■ **Request**:
Copy whichever lines contain the string "object".

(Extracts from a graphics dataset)
+++
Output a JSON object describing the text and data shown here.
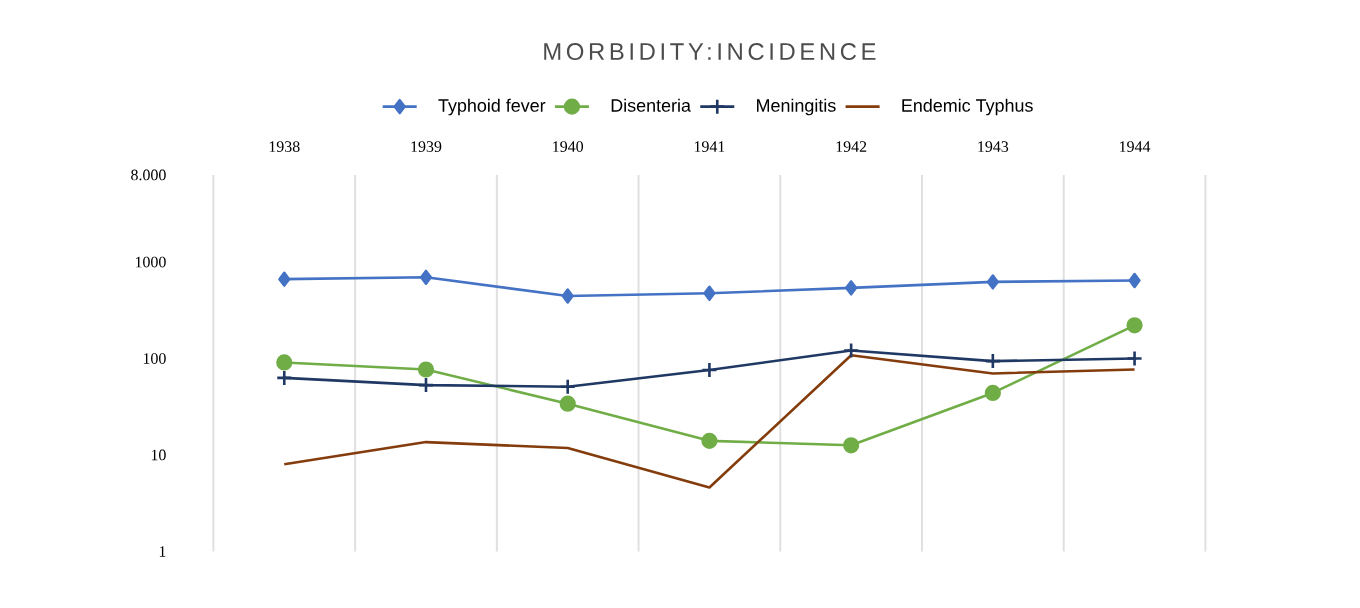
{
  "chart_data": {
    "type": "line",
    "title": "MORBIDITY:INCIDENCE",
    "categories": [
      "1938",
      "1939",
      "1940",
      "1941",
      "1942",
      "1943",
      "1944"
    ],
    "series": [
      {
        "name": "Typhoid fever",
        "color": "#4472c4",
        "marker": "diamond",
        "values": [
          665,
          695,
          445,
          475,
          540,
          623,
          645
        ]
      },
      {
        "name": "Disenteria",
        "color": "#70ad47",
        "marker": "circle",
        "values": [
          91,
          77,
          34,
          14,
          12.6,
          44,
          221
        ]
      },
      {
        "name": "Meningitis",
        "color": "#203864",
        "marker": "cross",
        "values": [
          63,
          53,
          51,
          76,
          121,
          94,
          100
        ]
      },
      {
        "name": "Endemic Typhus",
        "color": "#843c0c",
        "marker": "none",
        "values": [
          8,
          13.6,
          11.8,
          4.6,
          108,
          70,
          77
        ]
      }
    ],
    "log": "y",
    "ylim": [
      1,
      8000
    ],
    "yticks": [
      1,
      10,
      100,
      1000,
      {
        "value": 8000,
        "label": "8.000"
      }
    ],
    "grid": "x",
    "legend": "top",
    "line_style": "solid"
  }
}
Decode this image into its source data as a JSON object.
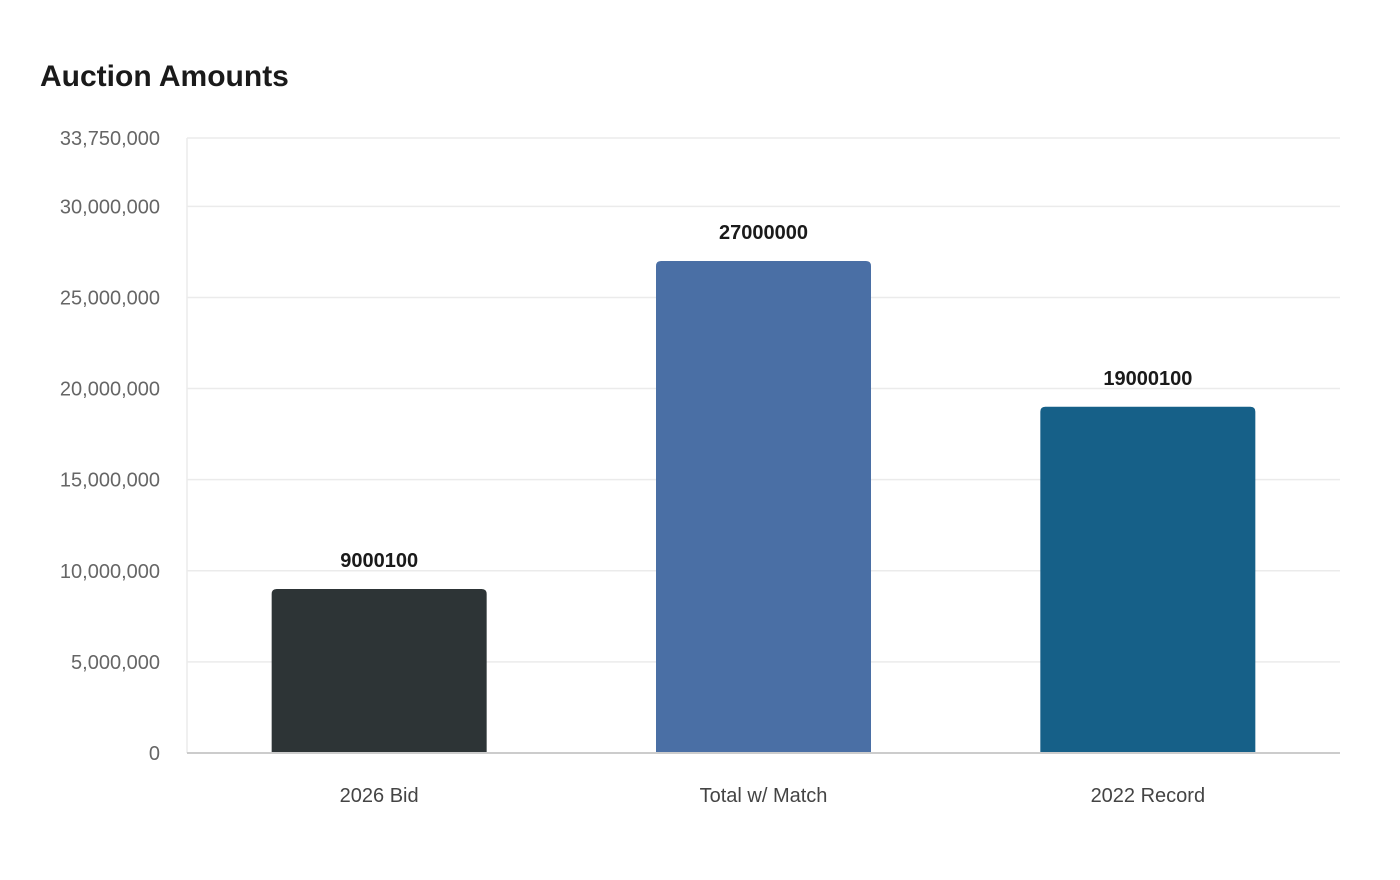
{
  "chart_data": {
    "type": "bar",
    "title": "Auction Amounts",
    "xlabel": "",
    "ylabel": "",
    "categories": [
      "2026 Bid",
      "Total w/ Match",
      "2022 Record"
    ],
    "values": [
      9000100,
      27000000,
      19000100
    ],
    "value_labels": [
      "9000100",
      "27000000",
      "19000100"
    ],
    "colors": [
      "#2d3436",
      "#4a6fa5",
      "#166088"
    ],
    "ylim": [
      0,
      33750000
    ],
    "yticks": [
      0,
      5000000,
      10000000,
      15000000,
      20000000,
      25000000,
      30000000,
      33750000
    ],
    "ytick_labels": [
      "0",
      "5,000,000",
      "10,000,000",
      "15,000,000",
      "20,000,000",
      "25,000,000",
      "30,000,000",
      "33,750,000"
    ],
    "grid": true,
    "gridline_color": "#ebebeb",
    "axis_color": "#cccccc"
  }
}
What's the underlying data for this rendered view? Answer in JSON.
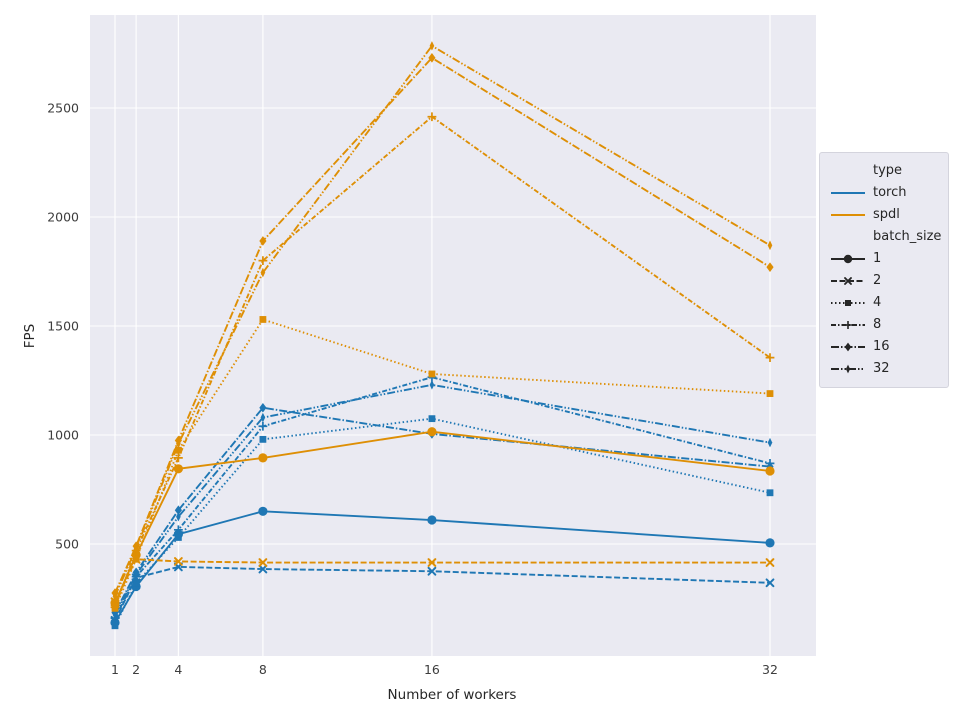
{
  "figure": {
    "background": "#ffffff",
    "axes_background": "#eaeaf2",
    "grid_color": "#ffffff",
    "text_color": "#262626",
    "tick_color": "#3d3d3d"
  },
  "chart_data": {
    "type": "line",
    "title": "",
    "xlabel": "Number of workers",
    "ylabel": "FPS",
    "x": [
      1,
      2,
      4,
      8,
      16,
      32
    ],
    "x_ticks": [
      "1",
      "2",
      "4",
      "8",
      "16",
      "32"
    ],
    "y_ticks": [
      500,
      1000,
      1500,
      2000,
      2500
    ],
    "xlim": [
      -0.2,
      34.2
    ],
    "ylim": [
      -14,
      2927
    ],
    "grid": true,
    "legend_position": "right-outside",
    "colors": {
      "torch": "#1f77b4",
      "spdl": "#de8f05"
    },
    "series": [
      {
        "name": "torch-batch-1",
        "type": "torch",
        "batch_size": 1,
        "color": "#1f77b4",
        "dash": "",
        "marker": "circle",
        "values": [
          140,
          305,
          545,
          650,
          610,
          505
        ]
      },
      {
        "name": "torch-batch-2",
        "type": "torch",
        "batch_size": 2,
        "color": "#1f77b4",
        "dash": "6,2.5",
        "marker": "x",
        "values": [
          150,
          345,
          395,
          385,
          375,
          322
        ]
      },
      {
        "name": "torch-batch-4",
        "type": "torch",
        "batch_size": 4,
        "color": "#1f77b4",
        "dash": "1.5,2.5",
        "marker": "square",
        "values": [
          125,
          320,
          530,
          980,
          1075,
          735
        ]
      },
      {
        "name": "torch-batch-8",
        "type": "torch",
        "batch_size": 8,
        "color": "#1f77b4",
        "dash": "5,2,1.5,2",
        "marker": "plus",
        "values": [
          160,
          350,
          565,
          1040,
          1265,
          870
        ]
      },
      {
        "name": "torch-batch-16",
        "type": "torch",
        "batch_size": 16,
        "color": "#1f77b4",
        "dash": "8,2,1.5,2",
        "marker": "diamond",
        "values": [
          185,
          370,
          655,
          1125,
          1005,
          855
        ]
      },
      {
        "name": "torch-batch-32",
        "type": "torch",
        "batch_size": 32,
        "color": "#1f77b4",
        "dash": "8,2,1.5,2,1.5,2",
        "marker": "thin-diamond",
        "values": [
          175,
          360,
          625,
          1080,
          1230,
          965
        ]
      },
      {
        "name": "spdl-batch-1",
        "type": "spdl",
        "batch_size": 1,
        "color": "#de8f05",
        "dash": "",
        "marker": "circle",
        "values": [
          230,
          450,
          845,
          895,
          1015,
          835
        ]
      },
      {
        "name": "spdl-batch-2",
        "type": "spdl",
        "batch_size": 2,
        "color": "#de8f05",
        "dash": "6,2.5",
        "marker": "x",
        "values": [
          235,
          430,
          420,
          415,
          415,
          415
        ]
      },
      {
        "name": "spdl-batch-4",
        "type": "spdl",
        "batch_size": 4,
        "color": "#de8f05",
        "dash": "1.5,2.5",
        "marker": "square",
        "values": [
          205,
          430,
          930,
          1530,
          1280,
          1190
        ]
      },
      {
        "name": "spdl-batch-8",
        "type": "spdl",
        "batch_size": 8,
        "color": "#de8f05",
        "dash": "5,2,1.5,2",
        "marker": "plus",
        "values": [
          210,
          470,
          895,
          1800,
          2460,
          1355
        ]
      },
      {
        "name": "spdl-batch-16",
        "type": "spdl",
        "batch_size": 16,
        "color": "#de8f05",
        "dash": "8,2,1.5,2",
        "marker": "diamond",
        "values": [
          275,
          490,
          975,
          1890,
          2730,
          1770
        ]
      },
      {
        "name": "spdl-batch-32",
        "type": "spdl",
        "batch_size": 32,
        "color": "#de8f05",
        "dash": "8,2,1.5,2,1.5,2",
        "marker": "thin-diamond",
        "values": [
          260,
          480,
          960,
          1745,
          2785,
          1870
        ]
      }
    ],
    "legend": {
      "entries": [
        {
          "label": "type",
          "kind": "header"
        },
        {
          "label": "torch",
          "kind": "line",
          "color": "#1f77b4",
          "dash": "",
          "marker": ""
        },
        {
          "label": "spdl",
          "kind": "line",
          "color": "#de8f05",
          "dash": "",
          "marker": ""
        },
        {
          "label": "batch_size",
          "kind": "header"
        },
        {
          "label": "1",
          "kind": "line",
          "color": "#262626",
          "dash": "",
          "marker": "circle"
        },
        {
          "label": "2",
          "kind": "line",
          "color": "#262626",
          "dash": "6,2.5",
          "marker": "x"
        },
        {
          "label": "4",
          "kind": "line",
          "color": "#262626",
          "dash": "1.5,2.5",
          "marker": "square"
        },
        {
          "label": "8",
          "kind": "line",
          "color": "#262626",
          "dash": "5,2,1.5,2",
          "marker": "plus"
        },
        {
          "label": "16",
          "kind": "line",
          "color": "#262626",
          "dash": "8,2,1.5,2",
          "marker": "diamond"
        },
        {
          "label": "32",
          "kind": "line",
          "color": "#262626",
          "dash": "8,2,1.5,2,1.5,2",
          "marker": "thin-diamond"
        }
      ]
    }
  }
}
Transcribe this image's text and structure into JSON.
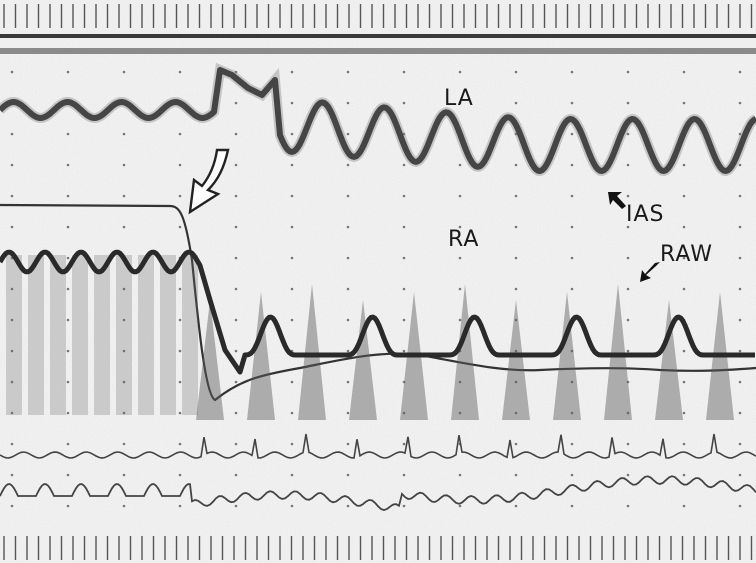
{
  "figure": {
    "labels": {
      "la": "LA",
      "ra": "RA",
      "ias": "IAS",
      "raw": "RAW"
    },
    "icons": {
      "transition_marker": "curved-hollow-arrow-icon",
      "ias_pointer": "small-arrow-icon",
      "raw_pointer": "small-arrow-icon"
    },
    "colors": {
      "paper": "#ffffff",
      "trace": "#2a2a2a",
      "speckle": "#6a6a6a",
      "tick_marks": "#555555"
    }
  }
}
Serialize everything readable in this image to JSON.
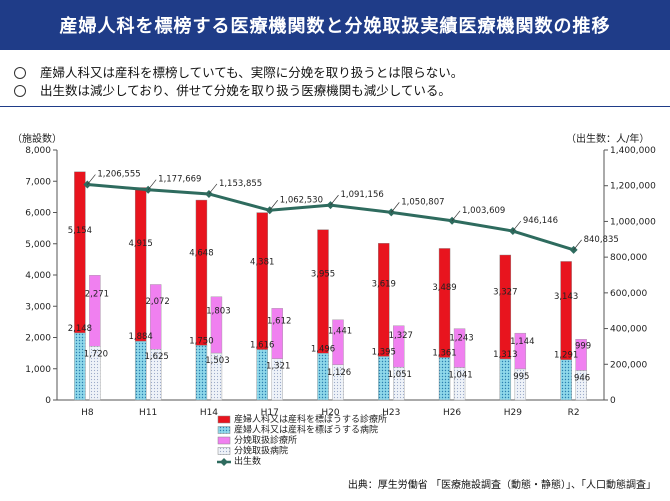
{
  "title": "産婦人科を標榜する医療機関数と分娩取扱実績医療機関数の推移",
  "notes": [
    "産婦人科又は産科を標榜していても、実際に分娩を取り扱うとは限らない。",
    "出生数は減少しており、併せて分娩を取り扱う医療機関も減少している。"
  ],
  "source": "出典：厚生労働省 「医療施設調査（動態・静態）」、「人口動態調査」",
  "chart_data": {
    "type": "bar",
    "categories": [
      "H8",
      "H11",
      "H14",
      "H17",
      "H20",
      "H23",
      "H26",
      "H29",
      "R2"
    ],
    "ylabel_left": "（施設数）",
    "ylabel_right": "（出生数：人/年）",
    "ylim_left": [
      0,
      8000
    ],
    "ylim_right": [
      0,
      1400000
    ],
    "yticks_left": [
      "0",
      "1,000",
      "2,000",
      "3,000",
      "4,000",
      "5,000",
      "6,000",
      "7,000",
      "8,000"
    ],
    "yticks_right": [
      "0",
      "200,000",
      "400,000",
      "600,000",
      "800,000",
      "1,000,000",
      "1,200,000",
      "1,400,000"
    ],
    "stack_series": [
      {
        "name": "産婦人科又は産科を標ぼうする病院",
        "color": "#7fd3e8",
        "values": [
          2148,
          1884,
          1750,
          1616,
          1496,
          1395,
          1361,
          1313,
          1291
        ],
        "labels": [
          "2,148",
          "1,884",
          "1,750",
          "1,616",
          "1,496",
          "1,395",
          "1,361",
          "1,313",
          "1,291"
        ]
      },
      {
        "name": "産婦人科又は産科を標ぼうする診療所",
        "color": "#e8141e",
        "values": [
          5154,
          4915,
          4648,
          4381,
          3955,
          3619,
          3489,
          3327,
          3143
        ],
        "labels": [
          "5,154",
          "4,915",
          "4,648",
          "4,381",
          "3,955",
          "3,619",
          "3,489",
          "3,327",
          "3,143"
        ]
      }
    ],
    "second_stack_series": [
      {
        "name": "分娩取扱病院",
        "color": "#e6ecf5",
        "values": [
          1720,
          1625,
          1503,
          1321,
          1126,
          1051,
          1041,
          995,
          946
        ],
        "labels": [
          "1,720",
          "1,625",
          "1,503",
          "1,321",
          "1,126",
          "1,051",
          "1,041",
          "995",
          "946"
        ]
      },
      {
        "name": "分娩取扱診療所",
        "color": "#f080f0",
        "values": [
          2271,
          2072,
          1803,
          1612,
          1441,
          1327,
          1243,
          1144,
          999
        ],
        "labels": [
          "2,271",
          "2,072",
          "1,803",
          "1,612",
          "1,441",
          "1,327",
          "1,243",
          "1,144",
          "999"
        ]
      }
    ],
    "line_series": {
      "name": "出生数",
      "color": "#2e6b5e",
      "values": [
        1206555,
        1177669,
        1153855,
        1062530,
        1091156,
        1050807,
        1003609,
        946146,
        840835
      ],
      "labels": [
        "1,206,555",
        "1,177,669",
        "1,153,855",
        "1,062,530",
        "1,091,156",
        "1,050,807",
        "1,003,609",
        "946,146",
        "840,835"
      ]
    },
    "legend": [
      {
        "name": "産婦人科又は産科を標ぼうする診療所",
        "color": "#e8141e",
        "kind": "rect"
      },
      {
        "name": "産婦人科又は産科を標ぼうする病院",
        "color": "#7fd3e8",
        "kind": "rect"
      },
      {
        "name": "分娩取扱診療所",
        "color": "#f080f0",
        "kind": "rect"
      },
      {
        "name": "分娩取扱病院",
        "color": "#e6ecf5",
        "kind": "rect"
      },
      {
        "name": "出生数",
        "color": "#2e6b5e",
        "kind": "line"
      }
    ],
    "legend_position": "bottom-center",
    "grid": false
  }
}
+++
■ **Reply**:
Output a JSON object describing the text and data shown here.
Decode this image into its source data as a JSON object.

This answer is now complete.